Document segment
····················
Damyan Yordanov

Personal information
- Full name: Damyan Ivanov Yordanov
- Date of birth: 30 May 2005 (age 21)
- Place of birth: Varna, Bulgaria
- Height: 1.79 m (5 ft 10 in)
- Positions: Left-back; winger;

Team information
- Current team: Al-Ula
- Number: 30

Youth career
- Olympic Varna
- 0000–2021: Spartak Varna
- 2021–2024: Beroe
- 2023–2024: → Lazio (loan)

Senior career*
- Years: Team / Apps / (Gls)
- 2022–2024: Beroe II / 41 / (8)
- 2023–2024: Beroe / 16 / (0)
- 2024–2025: Botev Plovdiv II / 29 / (2)
- 2024–2025: Botev Plovdiv / 0 / (0)
- 2025–2026: Spartak Varna / 31 / (1)
- 2026–: Al-Ula / 2 / (0)

International career
- 2022: Bulgaria U17 / 1 / (0)
- 2023–2024: Bulgaria U19 / 3 / (0)
- 2025–: Bulgaria U21 / 2 / (0)

= Damyan Yordanov =

Bulgarian footballer

Damyan Yordanov (Bulgarian: Дамян Йорданов; born 30 May 2005) is a Bulgarian professional footballer who plays as a left-back or winger for
Saudi First Division League club Al-Ula.

==Career==
Born in Varna, Yordanov started his youth career in the local Olympic Varna and Spartak Varna academies, before moving to Beroe. He made his debut for the first team in 2023. In September 2023 he was sent on loan to Lazio Primavera. He spent a season in Italy and despite being regular for Lazio youth team, he returned to Beroe. In July 2024 he resigned with Beroe. On 31 July 2024 he signed a contract with Botev Plovdiv.
····················
Dataset extract

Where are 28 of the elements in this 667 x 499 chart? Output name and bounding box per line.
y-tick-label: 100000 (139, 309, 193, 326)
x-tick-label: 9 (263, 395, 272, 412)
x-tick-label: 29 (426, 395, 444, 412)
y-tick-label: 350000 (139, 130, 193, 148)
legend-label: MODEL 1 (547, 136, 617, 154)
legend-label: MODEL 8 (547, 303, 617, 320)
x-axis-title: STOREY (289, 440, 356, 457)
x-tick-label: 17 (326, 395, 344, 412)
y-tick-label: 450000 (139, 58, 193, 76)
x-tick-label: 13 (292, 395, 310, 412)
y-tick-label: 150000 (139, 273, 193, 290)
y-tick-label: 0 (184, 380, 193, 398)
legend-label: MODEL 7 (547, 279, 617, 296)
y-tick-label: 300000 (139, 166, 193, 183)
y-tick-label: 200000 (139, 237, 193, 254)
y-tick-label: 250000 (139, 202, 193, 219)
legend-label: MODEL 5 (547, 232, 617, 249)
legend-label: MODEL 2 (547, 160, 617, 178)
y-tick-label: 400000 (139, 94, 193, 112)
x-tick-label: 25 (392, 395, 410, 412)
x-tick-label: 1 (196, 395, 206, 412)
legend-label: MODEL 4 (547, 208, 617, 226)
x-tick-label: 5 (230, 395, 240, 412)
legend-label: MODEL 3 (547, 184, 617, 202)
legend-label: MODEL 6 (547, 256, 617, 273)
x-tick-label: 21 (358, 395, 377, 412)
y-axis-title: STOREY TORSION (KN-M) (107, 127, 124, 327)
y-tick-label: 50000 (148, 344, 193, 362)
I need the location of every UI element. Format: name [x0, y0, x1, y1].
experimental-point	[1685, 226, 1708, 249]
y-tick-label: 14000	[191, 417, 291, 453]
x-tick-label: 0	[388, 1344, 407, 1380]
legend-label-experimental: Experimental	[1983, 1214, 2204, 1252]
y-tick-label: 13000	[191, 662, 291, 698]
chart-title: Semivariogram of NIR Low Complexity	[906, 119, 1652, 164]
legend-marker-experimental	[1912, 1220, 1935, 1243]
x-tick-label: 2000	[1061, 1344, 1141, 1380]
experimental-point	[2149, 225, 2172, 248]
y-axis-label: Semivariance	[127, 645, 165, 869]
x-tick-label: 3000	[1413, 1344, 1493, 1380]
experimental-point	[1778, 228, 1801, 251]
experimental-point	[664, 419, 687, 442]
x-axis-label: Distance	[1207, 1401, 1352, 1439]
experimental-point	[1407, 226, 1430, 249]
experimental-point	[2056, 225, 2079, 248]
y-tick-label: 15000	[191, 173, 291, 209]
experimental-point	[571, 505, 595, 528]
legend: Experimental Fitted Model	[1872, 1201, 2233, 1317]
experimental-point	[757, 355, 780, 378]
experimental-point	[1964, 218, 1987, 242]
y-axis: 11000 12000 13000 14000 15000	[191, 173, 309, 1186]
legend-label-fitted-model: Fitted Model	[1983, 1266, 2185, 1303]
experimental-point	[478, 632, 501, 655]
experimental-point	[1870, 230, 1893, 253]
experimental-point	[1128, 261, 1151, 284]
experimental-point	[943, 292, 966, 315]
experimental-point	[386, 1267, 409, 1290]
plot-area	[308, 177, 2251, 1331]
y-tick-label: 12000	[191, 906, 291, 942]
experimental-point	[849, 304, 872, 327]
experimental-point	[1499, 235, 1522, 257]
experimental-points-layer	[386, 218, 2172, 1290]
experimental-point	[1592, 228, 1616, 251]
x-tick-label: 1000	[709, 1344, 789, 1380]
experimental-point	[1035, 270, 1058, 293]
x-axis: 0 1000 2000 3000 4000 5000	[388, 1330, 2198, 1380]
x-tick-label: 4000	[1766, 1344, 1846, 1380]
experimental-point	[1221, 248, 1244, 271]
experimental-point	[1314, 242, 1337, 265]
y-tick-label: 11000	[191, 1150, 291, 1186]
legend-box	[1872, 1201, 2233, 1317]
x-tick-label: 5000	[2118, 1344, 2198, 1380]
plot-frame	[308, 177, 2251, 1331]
····················
Problem 1
In the footballer profile, which club did Yordanov sign a contract with on 31 July 2024?
Problem 2
Rewrite the footballer profile starting at "Senior career*" and ending at "Varna / 31 / (1)", with "Beroe II" replaced by "Beroe reserves".

Result 1
Botev Plovdiv

Result 2
Senior career*
- Years: Team / Apps / (Gls)
- 2022–2024: Beroe reserves / 41 / (8)
- 2023–2024: Beroe / 16 / (0)
- 2024–2025: Botev Plovdiv II / 29 / (2)
- 2024–2025: Botev Plovdiv / 0 / (0)
- 2025–2026: Spartak Varna / 31 / (1)